● RECORD EXCERPTS
(begin)
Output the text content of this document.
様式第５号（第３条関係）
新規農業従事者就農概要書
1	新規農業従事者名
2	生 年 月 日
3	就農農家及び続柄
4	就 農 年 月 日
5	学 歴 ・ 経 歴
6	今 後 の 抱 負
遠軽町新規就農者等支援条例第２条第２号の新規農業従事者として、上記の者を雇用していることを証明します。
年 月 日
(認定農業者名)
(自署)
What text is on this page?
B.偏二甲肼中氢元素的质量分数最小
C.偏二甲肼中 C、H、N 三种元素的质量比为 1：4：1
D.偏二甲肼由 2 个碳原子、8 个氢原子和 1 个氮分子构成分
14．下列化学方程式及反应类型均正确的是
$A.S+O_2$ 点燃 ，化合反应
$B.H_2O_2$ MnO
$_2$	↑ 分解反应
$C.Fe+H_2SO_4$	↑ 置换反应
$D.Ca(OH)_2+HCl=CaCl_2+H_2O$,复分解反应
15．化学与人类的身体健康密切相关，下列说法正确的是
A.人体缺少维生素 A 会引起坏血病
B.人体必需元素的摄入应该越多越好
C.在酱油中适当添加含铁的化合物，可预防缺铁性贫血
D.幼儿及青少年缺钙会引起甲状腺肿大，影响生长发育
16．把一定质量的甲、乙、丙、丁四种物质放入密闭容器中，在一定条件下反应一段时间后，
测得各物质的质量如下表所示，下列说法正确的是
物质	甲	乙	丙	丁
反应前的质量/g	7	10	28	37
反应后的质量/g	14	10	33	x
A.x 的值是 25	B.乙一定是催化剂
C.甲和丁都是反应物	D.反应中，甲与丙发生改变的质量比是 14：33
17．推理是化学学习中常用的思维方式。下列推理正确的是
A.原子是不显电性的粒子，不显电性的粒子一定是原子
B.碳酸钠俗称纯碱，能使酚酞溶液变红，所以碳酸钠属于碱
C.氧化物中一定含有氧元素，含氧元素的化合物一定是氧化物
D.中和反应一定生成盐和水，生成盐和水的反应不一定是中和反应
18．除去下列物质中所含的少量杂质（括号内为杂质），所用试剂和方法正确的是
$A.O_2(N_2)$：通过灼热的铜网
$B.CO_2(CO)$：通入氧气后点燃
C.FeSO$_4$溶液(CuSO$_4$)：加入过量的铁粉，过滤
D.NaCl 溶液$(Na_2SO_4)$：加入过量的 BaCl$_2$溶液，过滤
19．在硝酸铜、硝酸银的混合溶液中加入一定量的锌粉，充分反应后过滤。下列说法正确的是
(end)
Write out the material exactly as given.

Output the text content of this document.
様式第５号（第３条関係）
新規農業従事者就農概要書
1	新規農業従事者名
2	生 年 月 日
3	就農農家及び続柄
4	就 農 年 月 日
5	学 歴 ・ 経 歴
6	今 後 の 抱 負
遠軽町新規就農者等支援条例第２条第２号の新規農業従事者として、上記の者を雇用していることを証明します。
年 月 日
(認定農業者名)
(自署)
What text is on this page?
B.偏二甲肼中氢元素的质量分数最小
C.偏二甲肼中 C、H、N 三种元素的质量比为 1：4：1
D.偏二甲肼由 2 个碳原子、8 个氢原子和 1 个氮分子构成分
14．下列化学方程式及反应类型均正确的是
$A.S+O_2$ 点燃 ，化合反应
$B.H_2O_2$ MnO
$_2$	↑ 分解反应
$C.Fe+H_2SO_4$	↑ 置换反应
$D.Ca(OH)_2+HCl=CaCl_2+H_2O$,复分解反应
15．化学与人类的身体健康密切相关，下列说法正确的是
A.人体缺少维生素 A 会引起坏血病
B.人体必需元素的摄入应该越多越好
C.在酱油中适当添加含铁的化合物，可预防缺铁性贫血
D.幼儿及青少年缺钙会引起甲状腺肿大，影响生长发育
16．把一定质量的甲、乙、丙、丁四种物质放入密闭容器中，在一定条件下反应一段时间后，
测得各物质的质量如下表所示，下列说法正确的是
物质	甲	乙	丙	丁
反应前的质量/g	7	10	28	37
反应后的质量/g	14	10	33	x
A.x 的值是 25	B.乙一定是催化剂
C.甲和丁都是反应物	D.反应中，甲与丙发生改变的质量比是 14：33
17．推理是化学学习中常用的思维方式。下列推理正确的是
A.原子是不显电性的粒子，不显电性的粒子一定是原子
B.碳酸钠俗称纯碱，能使酚酞溶液变红，所以碳酸钠属于碱
C.氧化物中一定含有氧元素，含氧元素的化合物一定是氧化物
D.中和反应一定生成盐和水，生成盐和水的反应不一定是中和反应
18．除去下列物质中所含的少量杂质（括号内为杂质），所用试剂和方法正确的是
$A.O_2(N_2)$：通过灼热的铜网
$B.CO_2(CO)$：通入氧气后点燃
C.FeSO$_4$溶液(CuSO$_4$)：加入过量的铁粉，过滤
D.NaCl 溶液$(Na_2SO_4)$：加入过量的 BaCl$_2$溶液，过滤
19．在硝酸铜、硝酸银的混合溶液中加入一定量的锌粉，充分反应后过滤。下列说法正确的是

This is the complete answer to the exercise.